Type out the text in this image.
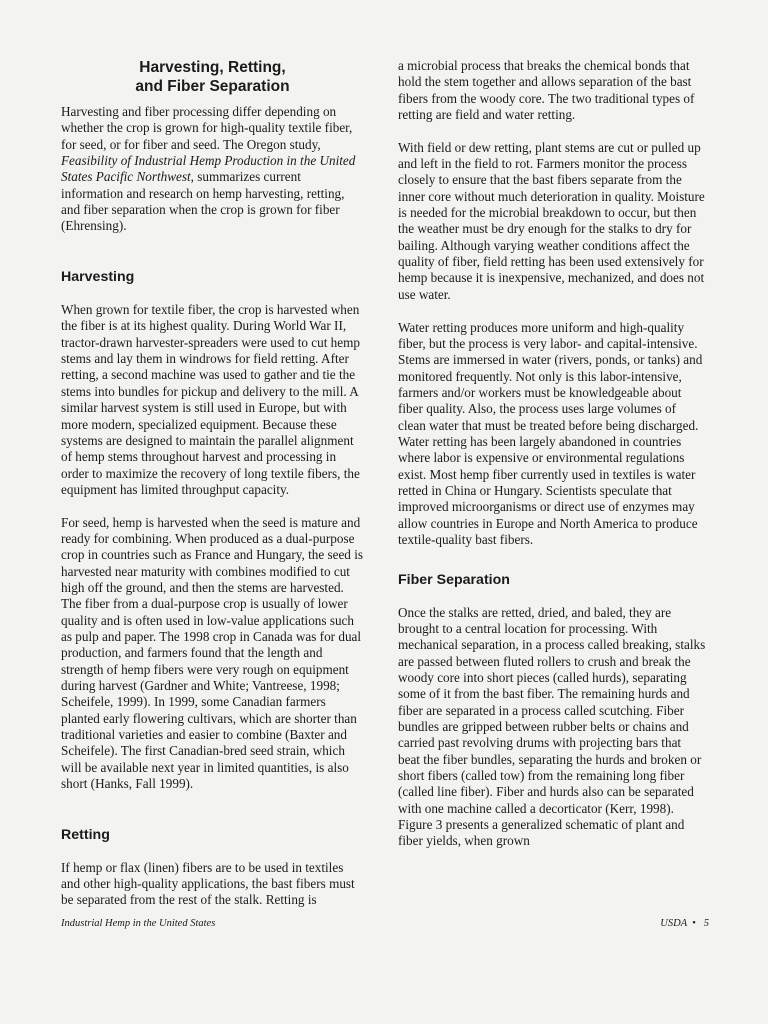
Harvesting, Retting,
and Fiber Separation

Harvesting and fiber processing differ depending on whether the crop is grown for high-quality textile fiber, for seed, or for fiber and seed. The Oregon study, Feasibility of Industrial Hemp Production in the United States Pacific Northwest, summarizes current information and research on hemp harvesting, retting, and fiber separation when the crop is grown for fiber (Ehrensing).

Harvesting

When grown for textile fiber, the crop is harvested when the fiber is at its highest quality. During World War II, tractor-drawn harvester-spreaders were used to cut hemp stems and lay them in windrows for field retting. After retting, a second machine was used to gather and tie the stems into bundles for pickup and delivery to the mill. A similar harvest system is still used in Europe, but with more modern, specialized equipment. Because these systems are designed to maintain the parallel alignment of hemp stems throughout harvest and processing in order to maximize the recovery of long textile fibers, the equipment has limited throughput capacity.

For seed, hemp is harvested when the seed is mature and ready for combining. When produced as a dual-purpose crop in countries such as France and Hungary, the seed is harvested near maturity with combines modified to cut high off the ground, and then the stems are harvested. The fiber from a dual-purpose crop is usually of lower quality and is often used in low-value applications such as pulp and paper. The 1998 crop in Canada was for dual production, and farmers found that the length and strength of hemp fibers were very rough on equipment during harvest (Gardner and White; Vantreese, 1998; Scheifele, 1999). In 1999, some Canadian farmers planted early flowering cultivars, which are shorter than traditional varieties and easier to combine (Baxter and Scheifele). The first Canadian-bred seed strain, which will be available next year in limited quantities, is also short (Hanks, Fall 1999).

Retting

If hemp or flax (linen) fibers are to be used in textiles and other high-quality applications, the bast fibers must be separated from the rest of the stalk. Retting is

a microbial process that breaks the chemical bonds that hold the stem together and allows separation of the bast fibers from the woody core. The two traditional types of retting are field and water retting.

With field or dew retting, plant stems are cut or pulled up and left in the field to rot. Farmers monitor the process closely to ensure that the bast fibers separate from the inner core without much deterioration in quality. Moisture is needed for the microbial breakdown to occur, but then the weather must be dry enough for the stalks to dry for bailing. Although varying weather conditions affect the quality of fiber, field retting has been used extensively for hemp because it is inexpensive, mechanized, and does not use water.

Water retting produces more uniform and high-quality fiber, but the process is very labor- and capital-intensive. Stems are immersed in water (rivers, ponds, or tanks) and monitored frequently. Not only is this labor-intensive, farmers and/or workers must be knowledgeable about fiber quality. Also, the process uses large volumes of clean water that must be treated before being discharged. Water retting has been largely abandoned in countries where labor is expensive or environmental regulations exist. Most hemp fiber currently used in textiles is water retted in China or Hungary. Scientists speculate that improved microorganisms or direct use of enzymes may allow countries in Europe and North America to produce textile-quality bast fibers.

Fiber Separation

Once the stalks are retted, dried, and baled, they are brought to a central location for processing. With mechanical separation, in a process called breaking, stalks are passed between fluted rollers to crush and break the woody core into short pieces (called hurds), separating some of it from the bast fiber. The remaining hurds and fiber are separated in a process called scutching. Fiber bundles are gripped between rubber belts or chains and carried past revolving drums with projecting bars that beat the fiber bundles, separating the hurds and broken or short fibers (called tow) from the remaining long fiber (called line fiber). Fiber and hurds also can be separated with one machine called a decorticator (Kerr, 1998). Figure 3 presents a generalized schematic of plant and fiber yields, when grown

Industrial Hemp in the United States	USDA  •   5
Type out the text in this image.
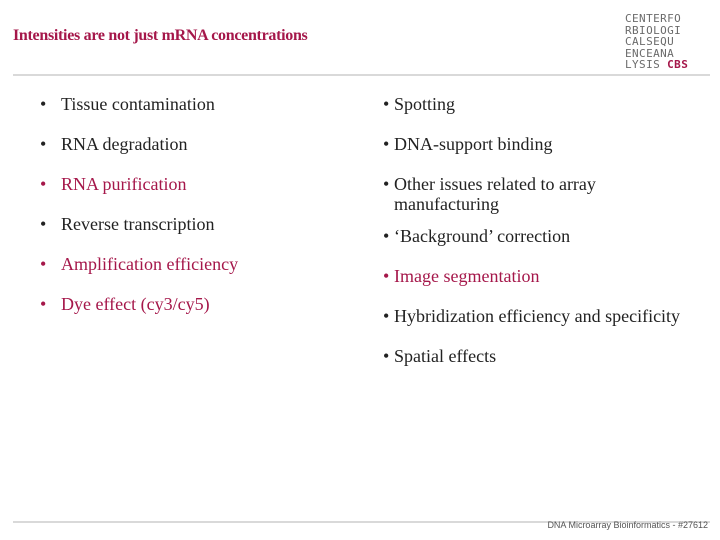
Intensities are not just mRNA concentrations
CENTERFO
RBIOLOGI
CALSEQU
ENCEANA
LYSIS CBS
• Tissue contamination
• RNA degradation
• RNA purification
• Reverse transcription
• Amplification efficiency
• Dye effect (cy3/cy5)
• Spotting
• DNA-support binding
• Other issues related to array
manufacturing
• ‘Background’ correction
• Image segmentation
• Hybridization efficiency and specificity
• Spatial effects
DNA Microarray Bioinformatics - #27612
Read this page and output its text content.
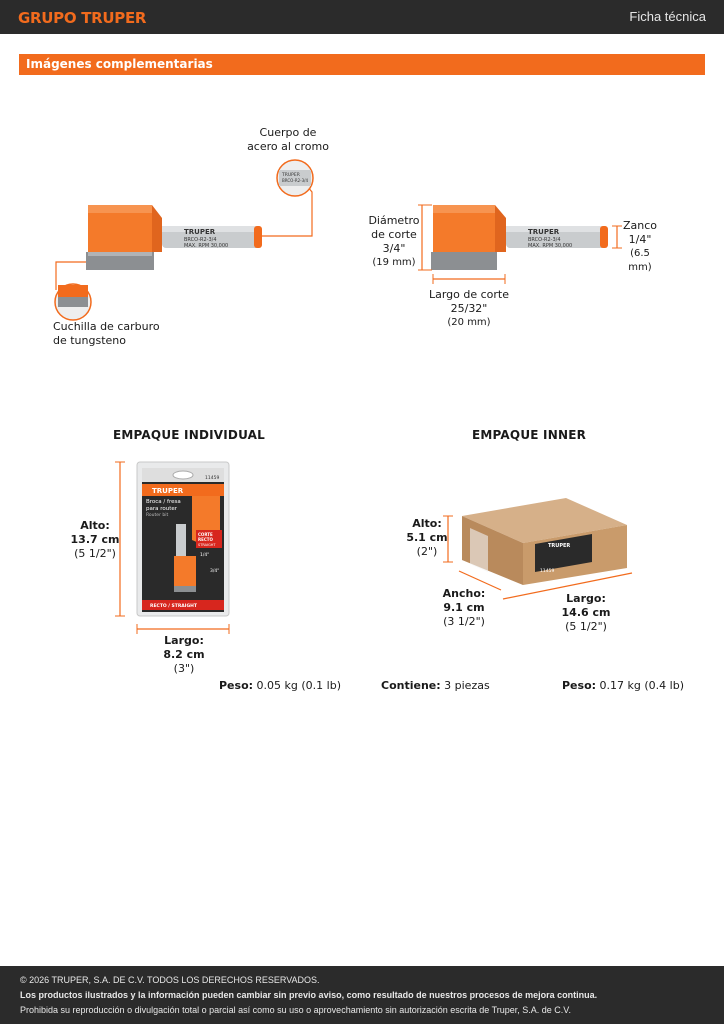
GRUPO TRUPER	Ficha técnica
Imágenes complementarias
TRUPER
BRCO-R2-3/4
TRUPER
BRCO-R2-3/4
MAX. RPM 30,000
Cuerpo de
acero al cromo
Cuchilla de carburo
de tungsteno
TRUPER
BRCO-R2-3/4
MAX. RPM 30,000
Diámetro
de corte
3/4"
(19 mm)
Zanco
1/4"
(6.5 mm)
Largo de corte
25/32"
(20 mm)
EMPAQUE INDIVIDUAL
TRUPER
11459
Broca / fresa
para router
Router bit
CORTE
RECTO
STRAIGHT
1/4"
3/4"
RECTO / STRAIGHT
Alto:
13.7 cm
(5 1/2")
Largo:
8.2 cm
(3")
Peso: 0.05 kg (0.1 lb)
EMPAQUE INNER
TRUPER
11459
Alto:
5.1 cm
(2")
Ancho:
9.1 cm
(3 1/2")
Largo:
14.6 cm
(5 1/2")
Contiene: 3 piezas	Peso: 0.17 kg (0.4 lb)
© 2026 TRUPER, S.A. DE C.V. TODOS LOS DERECHOS RESERVADOS.
Los productos ilustrados y la información pueden cambiar sin previo aviso, como resultado de nuestros procesos de mejora continua.
Prohibida su reproducción o divulgación total o parcial así como su uso o aprovechamiento sin autorización escrita de Truper, S.A. de C.V.
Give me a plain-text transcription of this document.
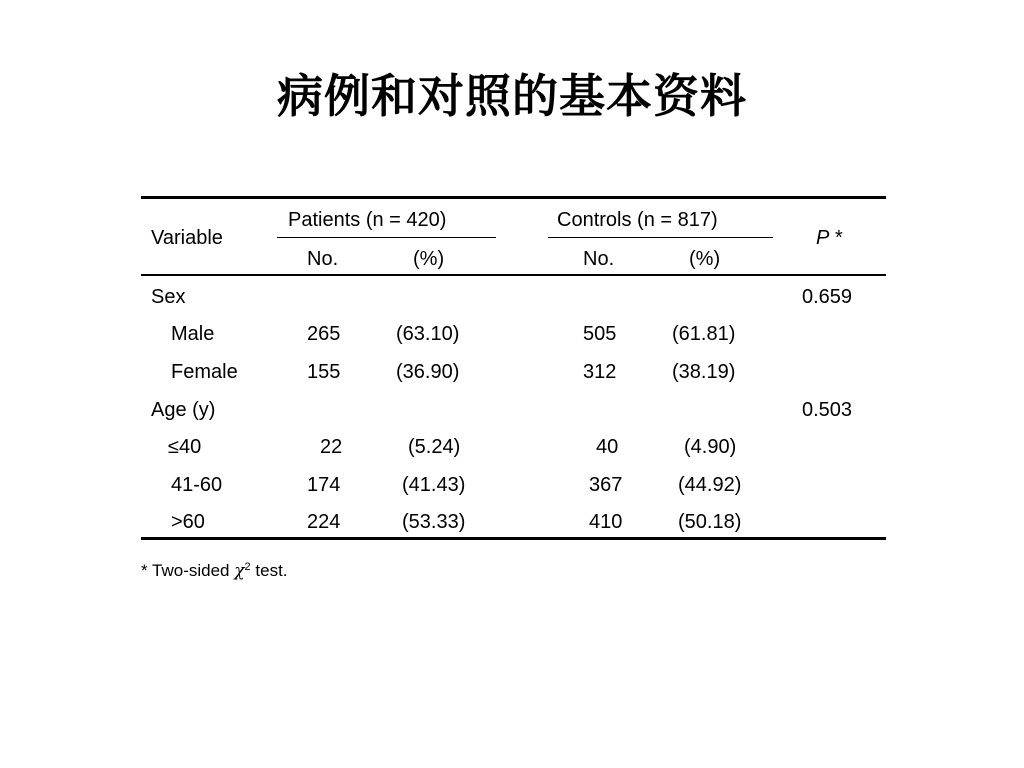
病例和对照的基本资料
Variable
Patients (n = 420)	Controls (n = 817)
P *
No.	(%)	No.	(%)
Sex	0.659
Male	265	(63.10)	505	(61.81)
Female	155	(36.90)	312	(38.19)
Age (y)	0.503
≤40	22	(5.24)	40	(4.90)
41-60	174	(41.43)	367	(44.92)
>60	224	(53.33)	410	(50.18)
* Two-sided $\chi^2$ test.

◇ ◇ ◇

* WHAT IS REQUIRED
The required output is every line from the one containing "Give me a plain-text" through the last line of the records, inclusive, reproduced exactly and without pictures.

* PROBLEM SOLUTION
Give me a plain-text transcription of this document.
病例和对照的基本资料
Variable
Patients (n = 420)	Controls (n = 817)
P *
No.	(%)	No.	(%)
Sex	0.659
Male	265	(63.10)	505	(61.81)
Female	155	(36.90)	312	(38.19)
Age (y)	0.503
≤40	22	(5.24)	40	(4.90)
41-60	174	(41.43)	367	(44.92)
>60	224	(53.33)	410	(50.18)
* Two-sided $\chi^2$ test.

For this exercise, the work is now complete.